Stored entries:
··········

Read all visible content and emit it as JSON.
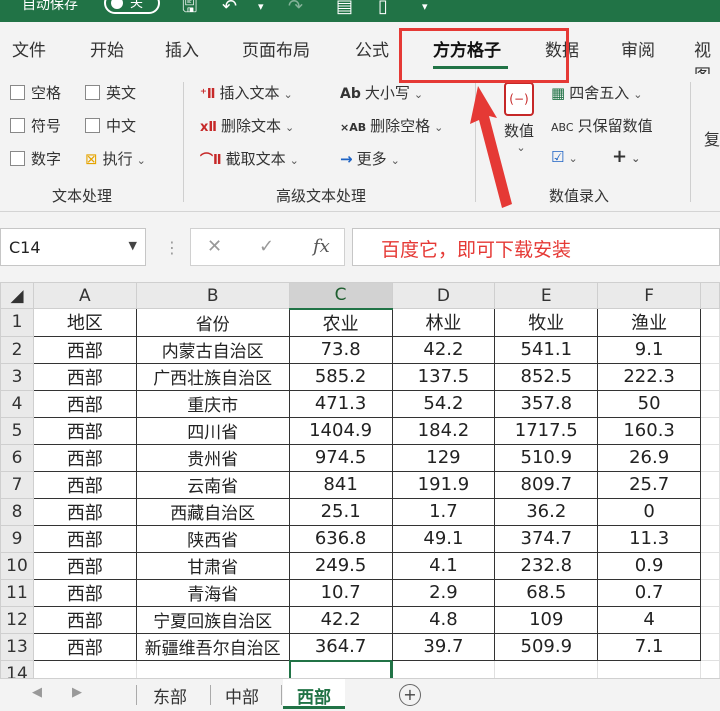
{
  "titlebar": {
    "autosave_label": "自动保存",
    "toggle_state": "关"
  },
  "ribbon_tabs": [
    {
      "label": "文件"
    },
    {
      "label": "开始"
    },
    {
      "label": "插入"
    },
    {
      "label": "页面布局"
    },
    {
      "label": "公式"
    },
    {
      "label": "方方格子"
    },
    {
      "label": "数据"
    },
    {
      "label": "审阅"
    },
    {
      "label": "视图"
    }
  ],
  "ribbon": {
    "text_group": {
      "label": "文本处理",
      "items": [
        "空格",
        "英文",
        "符号",
        "中文",
        "数字",
        "执行"
      ]
    },
    "adv_group": {
      "label": "高级文本处理",
      "items": [
        "插入文本",
        "删除文本",
        "截取文本",
        "大小写",
        "删除空格",
        "更多"
      ]
    },
    "num_group": {
      "label": "数值录入",
      "big_button": "数值",
      "items": [
        "四舍五入",
        "只保留数值"
      ],
      "partial_label": "复"
    }
  },
  "formula_bar": {
    "name_box": "C14",
    "fx_label": "fx",
    "content": "百度它，即可下载安装"
  },
  "sheet": {
    "columns": [
      "A",
      "B",
      "C",
      "D",
      "E",
      "F"
    ],
    "rows": [
      {
        "n": "1",
        "cells": [
          "地区",
          "省份",
          "农业",
          "林业",
          "牧业",
          "渔业"
        ]
      },
      {
        "n": "2",
        "cells": [
          "西部",
          "内蒙古自治区",
          "73.8",
          "42.2",
          "541.1",
          "9.1"
        ]
      },
      {
        "n": "3",
        "cells": [
          "西部",
          "广西壮族自治区",
          "585.2",
          "137.5",
          "852.5",
          "222.3"
        ]
      },
      {
        "n": "4",
        "cells": [
          "西部",
          "重庆市",
          "471.3",
          "54.2",
          "357.8",
          "50"
        ]
      },
      {
        "n": "5",
        "cells": [
          "西部",
          "四川省",
          "1404.9",
          "184.2",
          "1717.5",
          "160.3"
        ]
      },
      {
        "n": "6",
        "cells": [
          "西部",
          "贵州省",
          "974.5",
          "129",
          "510.9",
          "26.9"
        ]
      },
      {
        "n": "7",
        "cells": [
          "西部",
          "云南省",
          "841",
          "191.9",
          "809.7",
          "25.7"
        ]
      },
      {
        "n": "8",
        "cells": [
          "西部",
          "西藏自治区",
          "25.1",
          "1.7",
          "36.2",
          "0"
        ]
      },
      {
        "n": "9",
        "cells": [
          "西部",
          "陕西省",
          "636.8",
          "49.1",
          "374.7",
          "11.3"
        ]
      },
      {
        "n": "10",
        "cells": [
          "西部",
          "甘肃省",
          "249.5",
          "4.1",
          "232.8",
          "0.9"
        ]
      },
      {
        "n": "11",
        "cells": [
          "西部",
          "青海省",
          "10.7",
          "2.9",
          "68.5",
          "0.7"
        ]
      },
      {
        "n": "12",
        "cells": [
          "西部",
          "宁夏回族自治区",
          "42.2",
          "4.8",
          "109",
          "4"
        ]
      },
      {
        "n": "13",
        "cells": [
          "西部",
          "新疆维吾尔自治区",
          "364.7",
          "39.7",
          "509.9",
          "7.1"
        ]
      },
      {
        "n": "14",
        "cells": [
          "",
          "",
          "",
          "",
          "",
          ""
        ]
      }
    ],
    "selected_column": "C",
    "active_cell": "C14"
  },
  "sheet_tabs": [
    {
      "label": "东部"
    },
    {
      "label": "中部"
    },
    {
      "label": "西部"
    }
  ],
  "colors": {
    "accent": "#217346",
    "highlight": "#e53935"
  }
}
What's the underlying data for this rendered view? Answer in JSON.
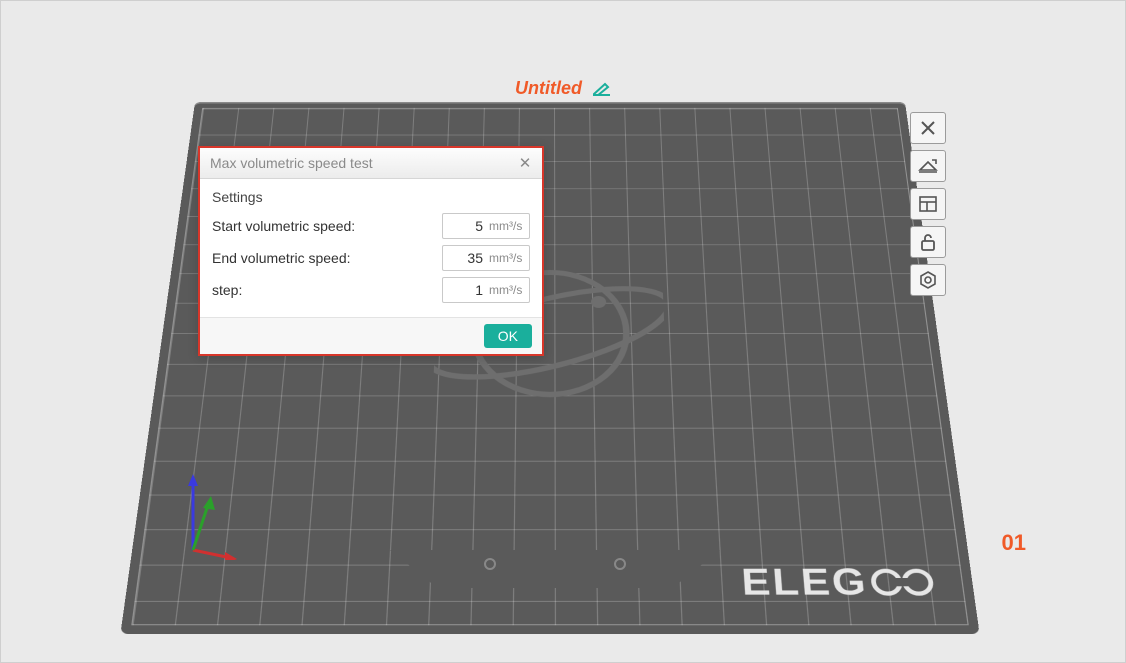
{
  "project": {
    "title": "Untitled"
  },
  "plate": {
    "brand": "ELEG",
    "index": "01"
  },
  "dialog": {
    "title": "Max volumetric speed test",
    "section": "Settings",
    "start_label": "Start volumetric speed:",
    "end_label": "End volumetric speed:",
    "step_label": "step:",
    "start_value": "5",
    "end_value": "35",
    "step_value": "1",
    "unit": "mm³/s",
    "ok_label": "OK"
  },
  "toolbar_icons": {
    "close": "close-icon",
    "plate_type": "plate-type-icon",
    "panel": "panel-layout-icon",
    "lock": "unlock-icon",
    "settings": "hex-settings-icon"
  }
}
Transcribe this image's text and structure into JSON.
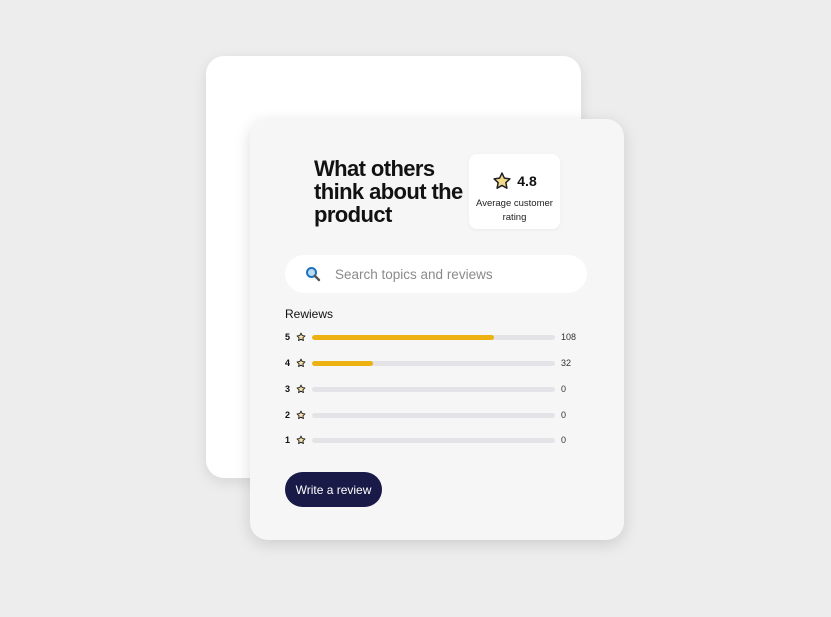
{
  "headline": "What others think about the product",
  "rating": {
    "value": "4.8",
    "caption": "Average customer rating",
    "icon": "star-icon"
  },
  "search": {
    "placeholder": "Search topics and reviews",
    "icon": "search-icon"
  },
  "reviews": {
    "label": "Rewiews",
    "rows": [
      {
        "stars": "5",
        "count": "108",
        "fraction": 0.75
      },
      {
        "stars": "4",
        "count": "32",
        "fraction": 0.25
      },
      {
        "stars": "3",
        "count": "0",
        "fraction": 0
      },
      {
        "stars": "2",
        "count": "0",
        "fraction": 0
      },
      {
        "stars": "1",
        "count": "0",
        "fraction": 0
      }
    ]
  },
  "write_button": "Write a review",
  "colors": {
    "accent": "#edb211",
    "button": "#191a47",
    "track": "#e3e3e8"
  }
}
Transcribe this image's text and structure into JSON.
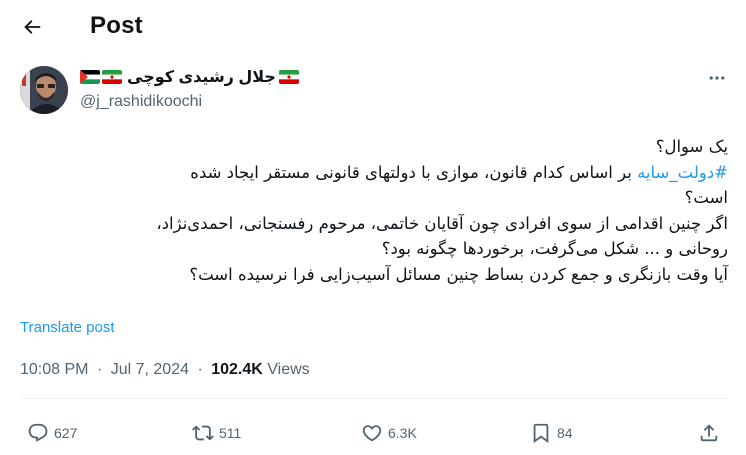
{
  "header": {
    "title": "Post",
    "back_icon": "arrow-left-icon"
  },
  "author": {
    "display_name": "جلال رشیدی کوچی",
    "handle": "@j_rashidikoochi",
    "flags": [
      "iran-flag-icon",
      "iran-flag-icon",
      "palestine-flag-icon"
    ]
  },
  "tweet": {
    "lines": {
      "l1": "یک سوال؟",
      "l2_hashtag": "#دولت_سایه",
      "l2_rest": " بر اساس کدام قانون، موازی با دولتهای قانونی مستقر ایجاد شده",
      "l3": "است؟",
      "l4": "اگر چنین اقدامی از سوی افرادی چون آقایان خاتمی، مرحوم رفسنجانی، احمدی‌نژاد،",
      "l5": "روحانی و ... شکل می‌گرفت، برخوردها چگونه بود؟",
      "l6": "آیا وقت بازنگری و جمع کردن بساط چنین مسائل آسیب‌زایی فرا نرسیده است؟"
    },
    "translate_label": "Translate post"
  },
  "meta": {
    "time": "10:08 PM",
    "date": "Jul 7, 2024",
    "separator": "·",
    "views_count": "102.4K",
    "views_label": "Views"
  },
  "actions": {
    "replies": "627",
    "reposts": "511",
    "likes": "6.3K",
    "bookmarks": "84"
  },
  "colors": {
    "link": "#1d9bf0",
    "secondary_text": "#536471",
    "primary_text": "#0f1419",
    "divider": "#eff3f4"
  }
}
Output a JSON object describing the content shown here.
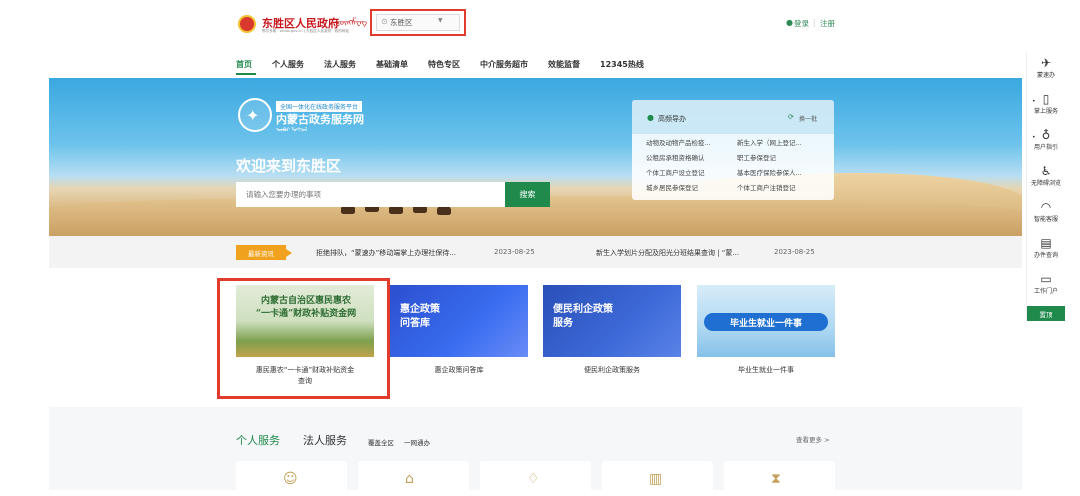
{
  "header": {
    "site_title": "东胜区人民政府",
    "mongol_title": "ᠳ᠋ᠦᠩᠱᠧᠩ",
    "site_sub": "鄂尔多斯 · ordos.gov.cn   |   东胜区人民政府 · 政府网站",
    "region": "东胜区",
    "login": "登录",
    "separator": "|",
    "register": "注册"
  },
  "nav": {
    "items": [
      "首页",
      "个人服务",
      "法人服务",
      "基础清单",
      "特色专区",
      "中介服务超市",
      "效能监督",
      "12345热线"
    ],
    "active": "首页"
  },
  "banner": {
    "tagline": "全国一体化在线政务服务平台",
    "portal_name": "内蒙古政务服务网",
    "mongol_sub": "ᠦᠪᠦᠷ ᠮᠣᠩᠭᠣᠯ",
    "welcome": "欢迎来到东胜区",
    "search_placeholder": "请输入您要办理的事项",
    "search_button": "搜索"
  },
  "hot": {
    "title": "高频导办",
    "refresh": "换一批",
    "links": [
      "动物及动物产品检疫...",
      "新生入学（网上登记...",
      "公租房承租资格确认",
      "职工参保登记",
      "个体工商户设立登记",
      "基本医疗保险参保人...",
      "城乡居民参保登记",
      "个体工商户注销登记"
    ]
  },
  "news": {
    "badge": "最新资讯",
    "items": [
      {
        "text": "拒绝排队，“蒙速办”移动端掌上办理社保待...",
        "date": "2023-08-25"
      },
      {
        "text": "新生入学划片分配及阳光分班结果查询 | “蒙...",
        "date": "2023-08-25"
      }
    ]
  },
  "cards": [
    {
      "image_text": "内蒙古自治区惠民惠农\n“一卡通”财政补贴资金网",
      "label": "惠民惠农“一卡通”财政补贴资金\n查询"
    },
    {
      "image_text": "惠企政策\n问答库",
      "label": "惠企政策问答库"
    },
    {
      "image_text": "便民利企政策\n服务",
      "label": "便民利企政策服务"
    },
    {
      "image_text": "毕业生就业一件事",
      "label": "毕业生就业一件事"
    }
  ],
  "services": {
    "tab_personal": "个人服务",
    "tab_legal": "法人服务",
    "cover_all": "覆盖全区",
    "one_net": "一网通办",
    "see_more": "查看更多 >"
  },
  "sidebar": {
    "items": [
      "蒙速办",
      "掌上服务",
      "用户指引",
      "无障碍浏览",
      "智能客服",
      "办件查询",
      "工作门户"
    ],
    "top": "置顶"
  },
  "colors": {
    "accent": "#1f8a4c",
    "highlight": "#e03b2d",
    "badge": "#f0a11d"
  }
}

··········

(TO BE DONE): Using the listing above, show each line holding the string "چنین".

(SOLUTION FOR THIS EXERCISE):
      "l4": "اگر چنین اقدامی از سوی افرادی چون آقایان خاتمی، مرحوم رفسنجانی، احمدی‌نژاد،",
      "l6": "آیا وقت بازنگری و جمع کردن بساط چنین مسائل آسیب‌زایی فرا نرسیده است؟"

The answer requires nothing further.